→ Exercise: Copy every line of the data that includes the string "имущество".

→ Supplied material:
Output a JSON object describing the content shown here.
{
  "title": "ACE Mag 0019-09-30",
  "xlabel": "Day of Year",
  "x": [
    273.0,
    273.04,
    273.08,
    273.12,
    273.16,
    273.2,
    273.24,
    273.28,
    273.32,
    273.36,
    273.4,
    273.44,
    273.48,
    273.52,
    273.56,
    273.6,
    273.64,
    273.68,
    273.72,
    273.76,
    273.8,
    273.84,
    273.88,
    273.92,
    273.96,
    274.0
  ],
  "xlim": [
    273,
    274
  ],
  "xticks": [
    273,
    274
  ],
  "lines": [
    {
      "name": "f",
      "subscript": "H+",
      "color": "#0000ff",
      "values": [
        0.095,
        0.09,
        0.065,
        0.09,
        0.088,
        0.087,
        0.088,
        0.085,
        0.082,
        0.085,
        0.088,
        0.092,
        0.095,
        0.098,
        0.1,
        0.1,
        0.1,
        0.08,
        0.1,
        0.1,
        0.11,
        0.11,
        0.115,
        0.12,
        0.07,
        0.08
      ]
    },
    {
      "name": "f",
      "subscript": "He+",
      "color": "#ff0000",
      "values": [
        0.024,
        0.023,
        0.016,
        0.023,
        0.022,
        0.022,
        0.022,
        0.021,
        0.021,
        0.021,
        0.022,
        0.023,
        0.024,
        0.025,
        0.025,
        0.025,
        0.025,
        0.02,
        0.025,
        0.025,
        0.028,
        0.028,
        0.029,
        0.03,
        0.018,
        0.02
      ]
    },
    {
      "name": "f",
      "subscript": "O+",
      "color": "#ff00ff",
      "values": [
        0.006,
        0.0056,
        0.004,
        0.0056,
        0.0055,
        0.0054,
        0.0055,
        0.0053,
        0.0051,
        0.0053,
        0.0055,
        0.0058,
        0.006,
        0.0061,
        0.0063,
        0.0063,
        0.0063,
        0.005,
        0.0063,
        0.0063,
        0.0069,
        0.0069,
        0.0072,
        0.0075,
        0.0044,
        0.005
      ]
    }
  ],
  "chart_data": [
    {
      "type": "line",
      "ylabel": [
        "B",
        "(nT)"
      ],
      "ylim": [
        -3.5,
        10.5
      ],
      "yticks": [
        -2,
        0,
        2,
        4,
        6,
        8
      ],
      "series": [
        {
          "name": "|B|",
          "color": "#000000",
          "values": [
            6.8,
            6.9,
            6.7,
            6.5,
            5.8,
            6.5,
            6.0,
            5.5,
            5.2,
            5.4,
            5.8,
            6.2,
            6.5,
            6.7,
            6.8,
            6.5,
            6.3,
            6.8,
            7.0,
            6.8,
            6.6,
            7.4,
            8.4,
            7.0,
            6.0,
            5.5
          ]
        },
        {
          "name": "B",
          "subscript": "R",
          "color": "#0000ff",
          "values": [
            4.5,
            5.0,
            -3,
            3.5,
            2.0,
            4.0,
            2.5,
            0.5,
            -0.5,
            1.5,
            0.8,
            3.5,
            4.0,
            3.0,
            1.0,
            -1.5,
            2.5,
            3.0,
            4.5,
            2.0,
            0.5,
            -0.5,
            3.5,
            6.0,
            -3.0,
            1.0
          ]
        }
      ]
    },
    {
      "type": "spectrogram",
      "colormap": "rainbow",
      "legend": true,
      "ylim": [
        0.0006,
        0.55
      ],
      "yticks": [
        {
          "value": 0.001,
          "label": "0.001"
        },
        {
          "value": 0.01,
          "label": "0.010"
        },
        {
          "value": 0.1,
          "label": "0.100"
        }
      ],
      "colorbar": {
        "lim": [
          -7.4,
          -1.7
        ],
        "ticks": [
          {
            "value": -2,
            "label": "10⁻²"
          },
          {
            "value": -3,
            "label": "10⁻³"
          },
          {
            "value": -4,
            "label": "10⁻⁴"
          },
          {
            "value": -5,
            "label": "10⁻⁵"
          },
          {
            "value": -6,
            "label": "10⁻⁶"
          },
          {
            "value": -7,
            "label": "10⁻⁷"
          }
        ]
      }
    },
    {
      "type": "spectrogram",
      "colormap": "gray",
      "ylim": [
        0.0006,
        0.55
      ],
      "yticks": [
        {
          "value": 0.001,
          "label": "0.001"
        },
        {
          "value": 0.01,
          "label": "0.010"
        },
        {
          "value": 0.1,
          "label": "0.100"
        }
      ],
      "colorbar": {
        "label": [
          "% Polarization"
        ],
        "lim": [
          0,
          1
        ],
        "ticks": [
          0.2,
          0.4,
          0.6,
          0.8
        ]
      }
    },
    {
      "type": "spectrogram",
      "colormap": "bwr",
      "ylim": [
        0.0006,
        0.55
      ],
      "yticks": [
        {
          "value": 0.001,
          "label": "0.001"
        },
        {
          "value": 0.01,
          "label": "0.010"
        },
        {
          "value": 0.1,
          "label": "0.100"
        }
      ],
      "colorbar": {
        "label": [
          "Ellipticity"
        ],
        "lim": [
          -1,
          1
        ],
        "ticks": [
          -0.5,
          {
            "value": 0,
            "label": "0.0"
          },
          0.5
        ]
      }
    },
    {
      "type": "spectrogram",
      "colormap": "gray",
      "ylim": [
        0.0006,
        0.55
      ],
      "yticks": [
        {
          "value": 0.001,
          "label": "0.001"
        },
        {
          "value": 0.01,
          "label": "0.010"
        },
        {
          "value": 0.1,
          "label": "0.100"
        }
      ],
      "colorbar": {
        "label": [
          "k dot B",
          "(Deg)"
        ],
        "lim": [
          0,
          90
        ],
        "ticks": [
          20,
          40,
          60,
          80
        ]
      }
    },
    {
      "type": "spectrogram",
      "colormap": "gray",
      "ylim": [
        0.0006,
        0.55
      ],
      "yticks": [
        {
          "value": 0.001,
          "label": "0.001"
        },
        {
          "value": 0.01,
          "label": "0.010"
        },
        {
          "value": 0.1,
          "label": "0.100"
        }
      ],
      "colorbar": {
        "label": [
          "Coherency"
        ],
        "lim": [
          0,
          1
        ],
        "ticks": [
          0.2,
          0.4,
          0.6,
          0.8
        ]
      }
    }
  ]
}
* * *
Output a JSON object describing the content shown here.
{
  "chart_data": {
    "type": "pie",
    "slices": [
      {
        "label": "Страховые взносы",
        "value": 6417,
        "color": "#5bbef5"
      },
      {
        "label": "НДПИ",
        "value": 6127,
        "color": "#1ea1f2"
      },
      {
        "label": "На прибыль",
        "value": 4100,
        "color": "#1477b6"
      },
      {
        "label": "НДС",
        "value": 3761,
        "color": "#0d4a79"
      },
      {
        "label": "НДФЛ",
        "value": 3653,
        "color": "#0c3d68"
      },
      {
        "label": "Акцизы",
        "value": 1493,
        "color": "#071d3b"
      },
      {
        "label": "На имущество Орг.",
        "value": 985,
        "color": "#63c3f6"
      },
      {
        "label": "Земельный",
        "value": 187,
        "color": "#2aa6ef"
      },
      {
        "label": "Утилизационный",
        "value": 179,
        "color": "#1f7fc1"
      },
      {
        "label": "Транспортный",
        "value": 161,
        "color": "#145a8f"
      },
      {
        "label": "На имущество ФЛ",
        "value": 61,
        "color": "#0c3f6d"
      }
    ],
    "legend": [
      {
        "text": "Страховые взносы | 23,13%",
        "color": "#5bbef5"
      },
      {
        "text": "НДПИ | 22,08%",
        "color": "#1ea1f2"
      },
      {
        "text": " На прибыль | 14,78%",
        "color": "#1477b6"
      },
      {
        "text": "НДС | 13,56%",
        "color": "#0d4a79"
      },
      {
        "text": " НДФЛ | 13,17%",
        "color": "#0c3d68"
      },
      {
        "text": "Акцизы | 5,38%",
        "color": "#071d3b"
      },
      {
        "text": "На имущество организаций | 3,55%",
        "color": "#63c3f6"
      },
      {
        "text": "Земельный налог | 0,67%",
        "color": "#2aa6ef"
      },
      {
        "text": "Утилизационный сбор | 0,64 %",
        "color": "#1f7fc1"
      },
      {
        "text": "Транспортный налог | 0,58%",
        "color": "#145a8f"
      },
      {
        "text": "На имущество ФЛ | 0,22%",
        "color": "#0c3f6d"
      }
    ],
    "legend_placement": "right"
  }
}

→ Solved problem:
        "label": "На имущество Орг.",
        "label": "На имущество ФЛ",
        "text": "На имущество организаций | 3,55%",
        "text": "На имущество ФЛ | 0,22%",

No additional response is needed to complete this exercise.